Thank you. It's a pleasure to be here. It's my first time so I hope I do what's expected of me.
I have a few comments to make about the proposed legislative changes, which seem fairly innocuous and bureaucratic. When going through them, there didn't seem to be much to sink my teeth into to begin with, but further investigation suggested there are many things to be concerned about with these changes.
The reasons for the changes are not clearly set out in the legislation itself, but turning to the background document we get a sense that these changes are being proposed as part of the beyond the border action plan on perimeter security and economic competitiveness that was signed in December 2011 by Prime Minister Stephen Harper and President Barack Obama. The electronic system being proposed is to establish a common North American approach to screening travellers that will be in line with the electronic system for travel authorization, ESTA, that is already in place in the United States. Our ETA, electronic travel authorization, being proposed is very similar, I think, or is expected to be similar to the ESTA coming out of the U.S., so it's important to look at the relationship between these two processes.
I have several questions around the ETA being proposed, that we require a visa waiver for non-nationals travelling to Canada. The first questions are around the kind of information that will be collected.
Currently, carriers have to provide advance passenger information, which includes name, date of birth, citizenship or nationality, passport, and other travel documentation, as well as the passenger name record, which includes address, itinerary, and ticketing information. The question is what kinds of information in addition to this may be procured with the proposed ETA. There are big questions already around the ways information is being acquired and questions around its reliability.
Back in 2007 an Auditor General's report showed almost 40% of the passenger name record information that was being collected was not accurate. Another more recent report by the Canada Border Services Agency back in February 2012 also indicated great problems with the information being collected. This raises a big concern about the kind of information that is being collected already, and how this information may be used in this proposed new system.
The legislation also suggests an electronic processing system will be used, but it's not clear who will have access to this, whether this will be government driven, or whether the carriers will have access to it, and how this information will be shared among national agencies in Canada.
I'll turn now to the way the information may be shared with the United States. Since this is being introduced as part of the beyond the border plan, the big concerns are around the information sharing that may happen with the United States as a result of the ETA.
Again, the background paper identifies its aim is to establish a common North American approach to screening travellers. It's important to see what this means in light of the Canadian system around gathering information and how we understand visa waivers. Travelling may be coming more harmonized with that of the United States.

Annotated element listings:
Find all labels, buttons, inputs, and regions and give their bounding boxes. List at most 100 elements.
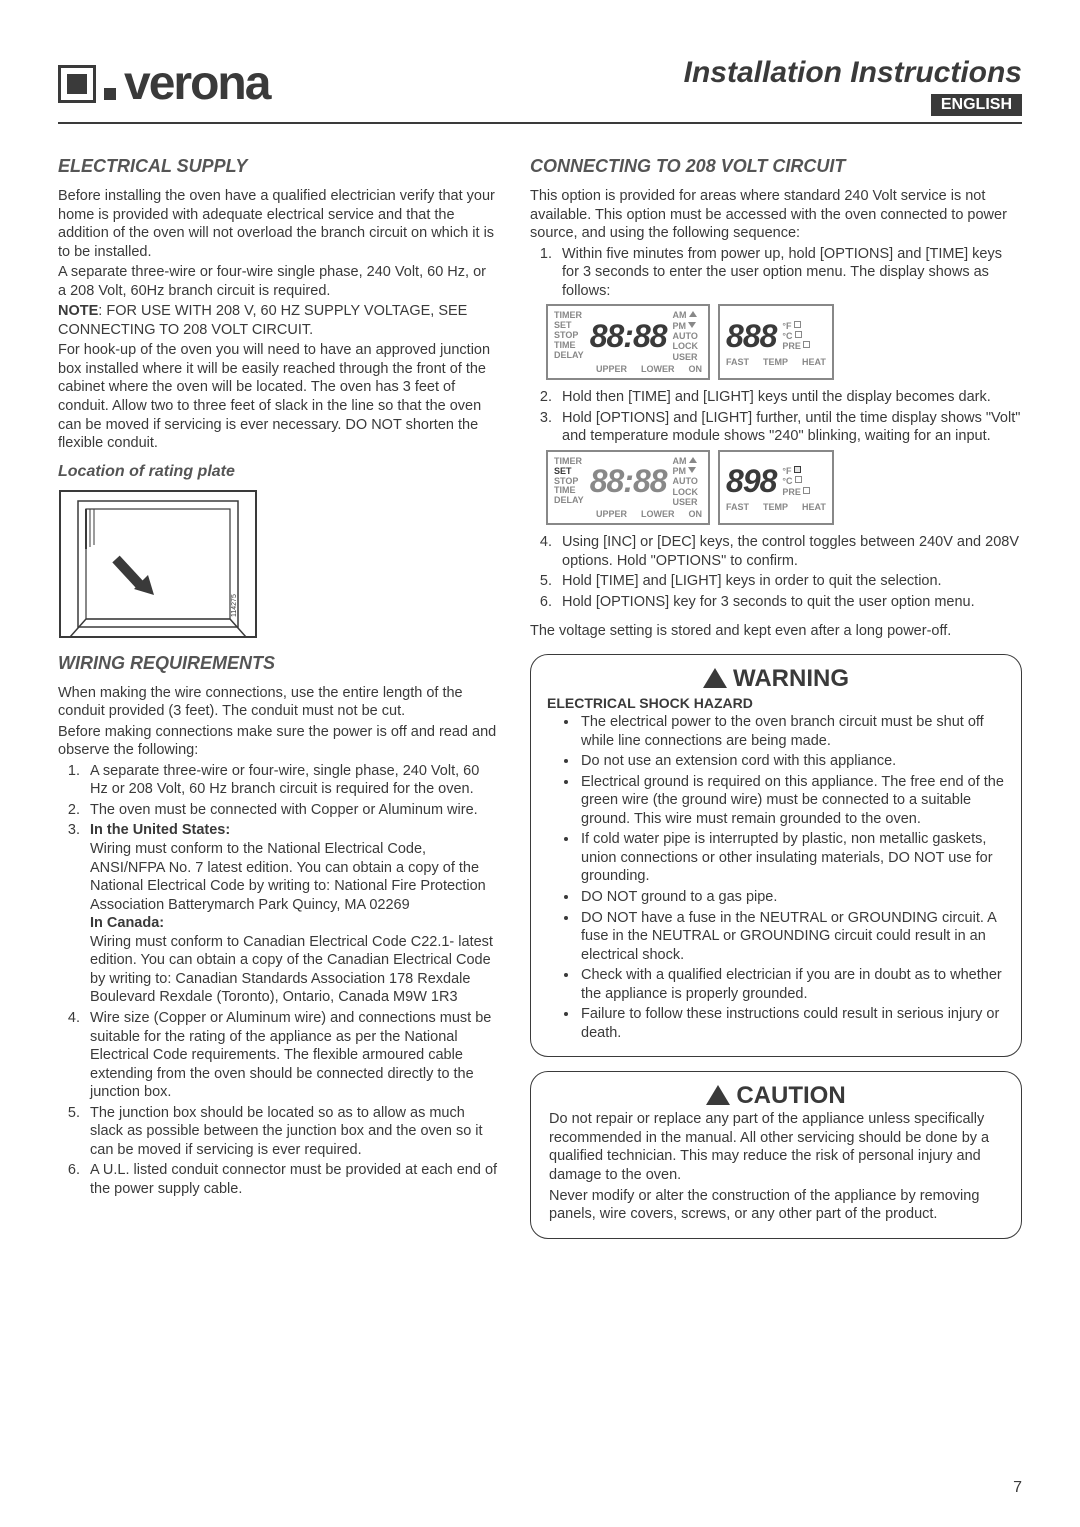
warning-list: The electrical power to the oven branch … [547, 713, 1005, 1042]
alert-icon [706, 1085, 730, 1105]
body-text: Before installing the oven have a qualif… [58, 187, 498, 261]
ordered-list: Within five minutes from power up, hold … [530, 245, 1022, 301]
display-time-module: TIMER SET STOP TIME DELAY 88:88 AM PM AU… [546, 450, 710, 526]
inline-heading: In the United States: [90, 822, 230, 838]
disp-label: USER [673, 352, 698, 362]
list-item: Do not use an extension cord with this a… [579, 752, 1005, 771]
body-text: A separate three-wire or four-wire singl… [58, 263, 498, 300]
disp-label: PRE [782, 487, 810, 497]
section-heading: CONNECTING TO 208 VOLT CIRCUIT [530, 156, 1022, 177]
disp-label: UPPER [596, 364, 627, 374]
display-temp-module: 888 °F °C PRE FAST TEMP HEAT [718, 304, 834, 380]
svg-text:114275: 114275 [231, 594, 238, 617]
list-item: DO NOT ground to a gas pipe. [579, 888, 1005, 907]
disp-label: AM [673, 310, 697, 320]
body-text: Before making connections make sure the … [58, 723, 498, 760]
body-text: Never modify or alter the construction o… [547, 1187, 1005, 1224]
page-title: Installation Instructions [684, 56, 1022, 90]
seven-segment: 898 [726, 463, 776, 500]
disp-label: FAST [726, 357, 749, 367]
list-item: Hold [TIME] and [LIGHT] keys in order to… [556, 572, 1022, 591]
disp-label: USER [673, 497, 698, 507]
list-item: In the United States: Wiring must confor… [84, 821, 498, 1006]
disp-label: LOWER [641, 509, 675, 519]
sub-heading: Location of rating plate [58, 463, 498, 481]
logo-mark-icon [58, 65, 96, 103]
disp-label: AUTO [673, 331, 698, 341]
list-item: The junction box should be located so as… [84, 1104, 498, 1160]
content-columns: ELECTRICAL SUPPLY Before installing the … [58, 152, 1022, 1253]
disp-label: °F [782, 321, 800, 331]
list-item: A separate three-wire or four-wire, sing… [84, 762, 498, 799]
seven-segment: 88:88 [590, 463, 667, 500]
language-badge: ENGLISH [931, 94, 1022, 116]
disp-label: PRE [782, 341, 810, 351]
disp-label: PM [673, 466, 697, 476]
warning-box: WARNING ELECTRICAL SHOCK HAZARD The elec… [530, 654, 1022, 1057]
disp-label: AUTO [673, 476, 698, 486]
body-text: This option is provided for areas where … [530, 187, 1022, 243]
list-item: A U.L. listed conduit connector must be … [84, 1161, 498, 1198]
disp-label: LOCK [673, 341, 699, 351]
rating-plate-figure: 114275 [58, 489, 498, 639]
body-text: Do not repair or replace any part of the… [547, 1110, 1005, 1184]
list-item: Check with a qualified electrician if yo… [579, 966, 1005, 1003]
list-item: If cold water pipe is interrupted by pla… [579, 830, 1005, 886]
disp-label: °F [782, 466, 800, 476]
list-item: Hold [OPTIONS] and [LIGHT] further, unti… [556, 409, 1022, 446]
page-number: 7 [1013, 1479, 1022, 1497]
left-column: ELECTRICAL SUPPLY Before installing the … [58, 152, 498, 1253]
logo-dot-icon [104, 88, 116, 100]
disp-label: TEMP [763, 357, 788, 367]
disp-label: LOCK [673, 487, 699, 497]
disp-label: DELAY [554, 351, 584, 361]
list-item: DO NOT have a fuse in the NEUTRAL or GRO… [579, 909, 1005, 965]
disp-label: UPPER [596, 509, 627, 519]
body-text: Wiring must conform to Canadian Electric… [90, 934, 493, 1006]
warning-title: WARNING [547, 665, 1005, 693]
disp-label: ON [689, 364, 703, 374]
note-lead: NOTE [58, 303, 98, 319]
disp-label: AM [673, 456, 697, 466]
disp-label: °C [782, 476, 801, 486]
body-text: For hook-up of the oven you will need to… [58, 341, 498, 452]
ordered-list: Using [INC] or [DEC] keys, the control t… [530, 533, 1022, 611]
disp-label: FAST [726, 502, 749, 512]
list-item: Using [INC] or [DEC] keys, the control t… [556, 533, 1022, 570]
logo: verona [58, 56, 269, 111]
ordered-list: A separate three-wire or four-wire, sing… [58, 762, 498, 1199]
list-item: The oven must be connected with Copper o… [84, 801, 498, 820]
body-text: NOTE: FOR USE WITH 208 V, 60 HZ SUPPLY V… [58, 302, 498, 339]
disp-label: HEAT [802, 502, 826, 512]
body-text: The voltage setting is stored and kept e… [530, 622, 1022, 641]
brand-name: verona [124, 56, 269, 111]
caution-box: CAUTION Do not repair or replace any par… [530, 1071, 1022, 1238]
ordered-list: Hold then [TIME] and [LIGHT] keys until … [530, 388, 1022, 446]
inline-heading: In Canada: [90, 915, 164, 931]
caution-title: CAUTION [547, 1082, 1005, 1110]
disp-label: HEAT [802, 357, 826, 367]
list-item: Wire size (Copper or Aluminum wire) and … [84, 1009, 498, 1102]
list-item: Within five minutes from power up, hold … [556, 245, 1022, 301]
list-item: Electrical ground is required on this ap… [579, 773, 1005, 829]
divider [58, 122, 1022, 124]
right-column: CONNECTING TO 208 VOLT CIRCUIT This opti… [530, 152, 1022, 1253]
disp-label: LOWER [641, 364, 675, 374]
header: verona Installation Instructions ENGLISH [58, 56, 1022, 116]
section-heading: ELECTRICAL SUPPLY [58, 156, 498, 177]
display-panel-1: TIMER SET STOP TIME DELAY 88:88 AM PM AU… [546, 304, 1022, 380]
alert-icon [703, 668, 727, 688]
list-item: Hold then [TIME] and [LIGHT] keys until … [556, 388, 1022, 407]
header-right: Installation Instructions ENGLISH [684, 56, 1022, 116]
display-panel-2: TIMER SET STOP TIME DELAY 88:88 AM PM AU… [546, 450, 1022, 526]
disp-label: ON [689, 509, 703, 519]
seven-segment: 88:88 [590, 318, 667, 355]
body-text: Wiring must conform to the National Elec… [90, 841, 486, 913]
list-item: Hold [OPTIONS] key for 3 seconds to quit… [556, 593, 1022, 612]
list-item: Failure to follow these instructions cou… [579, 1005, 1005, 1042]
body-text: When making the wire connections, use th… [58, 684, 498, 721]
section-heading: WIRING REQUIREMENTS [58, 653, 498, 674]
display-time-module: TIMER SET STOP TIME DELAY 88:88 AM PM AU… [546, 304, 710, 380]
list-item: The electrical power to the oven branch … [579, 713, 1005, 750]
warning-subtitle: ELECTRICAL SHOCK HAZARD [547, 695, 1005, 711]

• STATED EXERCISE: Write the next part of the testimony on the proposed electronic travel authorization, continuing from its final sentence.

• THE ANSWER:
For example, we still have visa waivers for many former Commonwealth countries. Whether those will be sustained in the future or whether we will move more in line with the United States and their decisions around who requires a visa or not to enter the United States is yet to be seen. That's one concern, that as we move to greater harmonization around our processes, we'll also move to harmonization around the kinds of countries we require visas for.
Then there is the whole process around information sharing between Canadian and American agencies. The beyond the border agreement sets out the information that will be shared. A key component of the beyond the border agreement is that there be further information sharing between the two countries. There are big questions about how, when, and why that information will be shared, and under what circumstances it will be shared.
The American version, the ESTA, which was set up in 2007, is very vague regarding who has access to this information. The American version states:
Information submitted by applicants through the ESTA Web site is subject to the same strict privacy provisions and controls that have been established for similar traveller screening programs. Access to such information is limited to those with a professional need to know.
That's all they say, so it's not clear what that “need to know” is, how that's decided, and on what basis.
It does say that the Department of Homeland Security and the Department of State, as well as federal, state, local, tribal, and foreign government agencies can have access to this information. There's a question in the Canadian case as to whether we also will have these different organizations having access to the information, and whether we will be making this information available to the Department of Homeland Security or the Department of State in the United States. I think that's a big question around how the information will be shared across the two countries.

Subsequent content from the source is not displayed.